◆ **Supplied records**:
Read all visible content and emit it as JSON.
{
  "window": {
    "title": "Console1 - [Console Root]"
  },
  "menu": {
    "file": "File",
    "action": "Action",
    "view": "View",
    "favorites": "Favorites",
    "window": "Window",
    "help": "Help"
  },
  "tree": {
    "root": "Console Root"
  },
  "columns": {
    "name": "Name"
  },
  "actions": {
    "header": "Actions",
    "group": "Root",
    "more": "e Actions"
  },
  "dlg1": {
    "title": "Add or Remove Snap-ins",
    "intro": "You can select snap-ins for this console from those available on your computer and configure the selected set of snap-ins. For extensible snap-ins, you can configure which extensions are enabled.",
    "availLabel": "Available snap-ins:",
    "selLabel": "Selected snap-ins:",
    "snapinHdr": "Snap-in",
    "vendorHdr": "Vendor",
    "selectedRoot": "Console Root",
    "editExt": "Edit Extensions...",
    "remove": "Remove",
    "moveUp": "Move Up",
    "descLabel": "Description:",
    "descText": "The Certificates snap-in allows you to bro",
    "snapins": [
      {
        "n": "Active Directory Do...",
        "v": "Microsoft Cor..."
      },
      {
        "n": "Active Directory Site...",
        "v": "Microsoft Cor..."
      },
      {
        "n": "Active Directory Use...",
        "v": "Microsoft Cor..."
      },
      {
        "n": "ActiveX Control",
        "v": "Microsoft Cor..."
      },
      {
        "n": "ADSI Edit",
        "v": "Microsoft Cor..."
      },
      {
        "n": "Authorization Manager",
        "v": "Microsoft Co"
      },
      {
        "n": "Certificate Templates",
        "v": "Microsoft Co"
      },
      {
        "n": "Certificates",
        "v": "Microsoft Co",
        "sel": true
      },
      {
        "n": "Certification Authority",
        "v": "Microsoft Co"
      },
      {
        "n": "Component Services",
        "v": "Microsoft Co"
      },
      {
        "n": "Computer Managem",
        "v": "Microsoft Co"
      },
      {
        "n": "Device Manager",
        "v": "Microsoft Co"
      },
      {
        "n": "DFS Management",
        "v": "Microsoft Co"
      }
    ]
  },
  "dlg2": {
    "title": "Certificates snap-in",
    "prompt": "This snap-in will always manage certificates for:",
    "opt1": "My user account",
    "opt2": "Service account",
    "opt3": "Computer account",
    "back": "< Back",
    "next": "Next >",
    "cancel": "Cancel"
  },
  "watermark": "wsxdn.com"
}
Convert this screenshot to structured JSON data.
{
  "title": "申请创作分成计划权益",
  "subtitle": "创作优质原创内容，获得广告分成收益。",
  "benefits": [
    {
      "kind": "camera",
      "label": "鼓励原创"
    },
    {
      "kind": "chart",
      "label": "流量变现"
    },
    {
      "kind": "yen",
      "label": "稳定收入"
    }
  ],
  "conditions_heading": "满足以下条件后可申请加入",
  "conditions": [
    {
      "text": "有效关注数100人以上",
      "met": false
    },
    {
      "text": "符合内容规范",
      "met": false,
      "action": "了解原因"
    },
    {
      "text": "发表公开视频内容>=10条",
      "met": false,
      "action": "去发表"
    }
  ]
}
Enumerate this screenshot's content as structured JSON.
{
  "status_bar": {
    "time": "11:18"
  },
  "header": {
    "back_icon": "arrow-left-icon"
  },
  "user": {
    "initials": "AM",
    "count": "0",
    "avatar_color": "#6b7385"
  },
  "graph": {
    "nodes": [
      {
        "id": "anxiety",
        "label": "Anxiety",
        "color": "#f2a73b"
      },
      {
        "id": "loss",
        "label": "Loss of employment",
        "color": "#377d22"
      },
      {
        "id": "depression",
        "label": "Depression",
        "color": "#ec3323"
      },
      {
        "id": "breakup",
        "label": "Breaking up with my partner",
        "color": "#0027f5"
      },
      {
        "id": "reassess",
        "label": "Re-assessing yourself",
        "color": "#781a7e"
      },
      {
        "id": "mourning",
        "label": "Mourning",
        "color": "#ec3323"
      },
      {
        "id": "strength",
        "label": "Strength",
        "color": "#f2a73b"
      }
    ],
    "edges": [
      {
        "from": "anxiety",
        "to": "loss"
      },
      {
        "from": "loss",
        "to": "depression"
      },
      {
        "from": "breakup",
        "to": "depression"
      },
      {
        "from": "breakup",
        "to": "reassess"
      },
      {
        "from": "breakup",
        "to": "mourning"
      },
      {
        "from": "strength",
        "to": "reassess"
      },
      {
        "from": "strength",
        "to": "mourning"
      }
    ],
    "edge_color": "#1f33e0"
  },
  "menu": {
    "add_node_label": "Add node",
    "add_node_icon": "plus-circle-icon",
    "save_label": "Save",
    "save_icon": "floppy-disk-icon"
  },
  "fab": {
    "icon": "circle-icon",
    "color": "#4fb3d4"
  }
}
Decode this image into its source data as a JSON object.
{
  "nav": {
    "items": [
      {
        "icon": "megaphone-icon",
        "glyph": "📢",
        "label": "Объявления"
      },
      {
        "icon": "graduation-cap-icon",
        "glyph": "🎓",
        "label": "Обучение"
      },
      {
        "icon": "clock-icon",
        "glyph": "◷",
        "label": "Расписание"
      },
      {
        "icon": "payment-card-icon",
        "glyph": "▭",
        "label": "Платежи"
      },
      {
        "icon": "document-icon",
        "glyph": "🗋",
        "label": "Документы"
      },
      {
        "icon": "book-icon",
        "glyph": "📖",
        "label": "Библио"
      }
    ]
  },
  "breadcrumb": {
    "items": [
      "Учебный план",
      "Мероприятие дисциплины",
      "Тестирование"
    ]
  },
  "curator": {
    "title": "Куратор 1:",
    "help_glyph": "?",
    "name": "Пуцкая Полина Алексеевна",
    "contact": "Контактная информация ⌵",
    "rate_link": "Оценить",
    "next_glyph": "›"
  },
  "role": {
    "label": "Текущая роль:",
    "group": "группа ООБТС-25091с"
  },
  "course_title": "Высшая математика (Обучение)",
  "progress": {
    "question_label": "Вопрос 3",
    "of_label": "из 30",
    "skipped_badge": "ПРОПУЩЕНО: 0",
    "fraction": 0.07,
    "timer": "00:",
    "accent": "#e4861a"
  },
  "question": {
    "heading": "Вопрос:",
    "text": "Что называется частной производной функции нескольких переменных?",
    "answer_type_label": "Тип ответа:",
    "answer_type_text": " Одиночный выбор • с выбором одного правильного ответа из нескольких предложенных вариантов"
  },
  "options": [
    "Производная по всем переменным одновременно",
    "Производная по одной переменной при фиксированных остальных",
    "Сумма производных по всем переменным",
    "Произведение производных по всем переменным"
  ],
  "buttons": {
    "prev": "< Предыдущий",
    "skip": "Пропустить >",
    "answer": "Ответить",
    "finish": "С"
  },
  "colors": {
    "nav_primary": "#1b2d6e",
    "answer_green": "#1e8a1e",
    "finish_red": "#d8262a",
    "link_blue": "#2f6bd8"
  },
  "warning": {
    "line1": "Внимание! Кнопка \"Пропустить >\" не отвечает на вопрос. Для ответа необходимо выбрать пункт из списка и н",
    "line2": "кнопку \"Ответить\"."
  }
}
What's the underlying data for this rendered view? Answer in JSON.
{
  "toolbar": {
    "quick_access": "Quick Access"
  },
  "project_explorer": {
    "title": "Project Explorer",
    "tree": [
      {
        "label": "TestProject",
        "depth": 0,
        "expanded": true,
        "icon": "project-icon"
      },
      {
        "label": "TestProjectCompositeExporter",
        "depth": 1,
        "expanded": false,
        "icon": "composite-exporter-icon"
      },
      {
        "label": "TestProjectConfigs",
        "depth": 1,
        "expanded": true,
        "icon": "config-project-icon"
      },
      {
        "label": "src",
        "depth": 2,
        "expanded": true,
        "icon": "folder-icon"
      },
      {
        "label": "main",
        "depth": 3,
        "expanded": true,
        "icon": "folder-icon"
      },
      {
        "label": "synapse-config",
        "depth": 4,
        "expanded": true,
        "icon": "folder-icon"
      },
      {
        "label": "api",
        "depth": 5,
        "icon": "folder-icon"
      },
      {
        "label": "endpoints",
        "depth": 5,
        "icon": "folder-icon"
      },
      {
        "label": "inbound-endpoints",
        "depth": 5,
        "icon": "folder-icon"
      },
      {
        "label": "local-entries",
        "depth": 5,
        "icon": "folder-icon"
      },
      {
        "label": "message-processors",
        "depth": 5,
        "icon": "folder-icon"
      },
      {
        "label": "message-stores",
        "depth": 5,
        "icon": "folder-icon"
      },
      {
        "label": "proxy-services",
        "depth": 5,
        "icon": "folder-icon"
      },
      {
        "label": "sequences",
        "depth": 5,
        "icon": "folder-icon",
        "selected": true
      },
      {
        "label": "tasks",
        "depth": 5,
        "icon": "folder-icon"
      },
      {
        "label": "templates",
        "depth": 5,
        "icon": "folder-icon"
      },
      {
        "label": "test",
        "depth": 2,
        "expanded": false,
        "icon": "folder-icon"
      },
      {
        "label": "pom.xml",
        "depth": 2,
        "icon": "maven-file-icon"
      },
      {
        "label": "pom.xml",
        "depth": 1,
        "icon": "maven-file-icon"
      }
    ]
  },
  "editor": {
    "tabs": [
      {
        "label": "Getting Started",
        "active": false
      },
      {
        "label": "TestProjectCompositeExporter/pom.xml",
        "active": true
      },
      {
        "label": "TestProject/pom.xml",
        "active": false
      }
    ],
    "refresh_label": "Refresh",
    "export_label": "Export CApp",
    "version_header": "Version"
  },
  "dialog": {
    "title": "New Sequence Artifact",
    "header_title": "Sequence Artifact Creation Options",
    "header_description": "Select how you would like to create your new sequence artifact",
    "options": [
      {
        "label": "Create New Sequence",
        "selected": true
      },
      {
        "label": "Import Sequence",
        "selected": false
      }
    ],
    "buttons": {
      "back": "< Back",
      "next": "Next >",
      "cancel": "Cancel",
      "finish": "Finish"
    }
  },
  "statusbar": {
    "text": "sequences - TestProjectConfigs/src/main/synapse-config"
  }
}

◆ **Task to carry out**: Find the lines holding "Ответить" and list every one.

◆ **Exercise result**:
    "answer": "Ответить",
    "line2": "кнопку \"Ответить\"."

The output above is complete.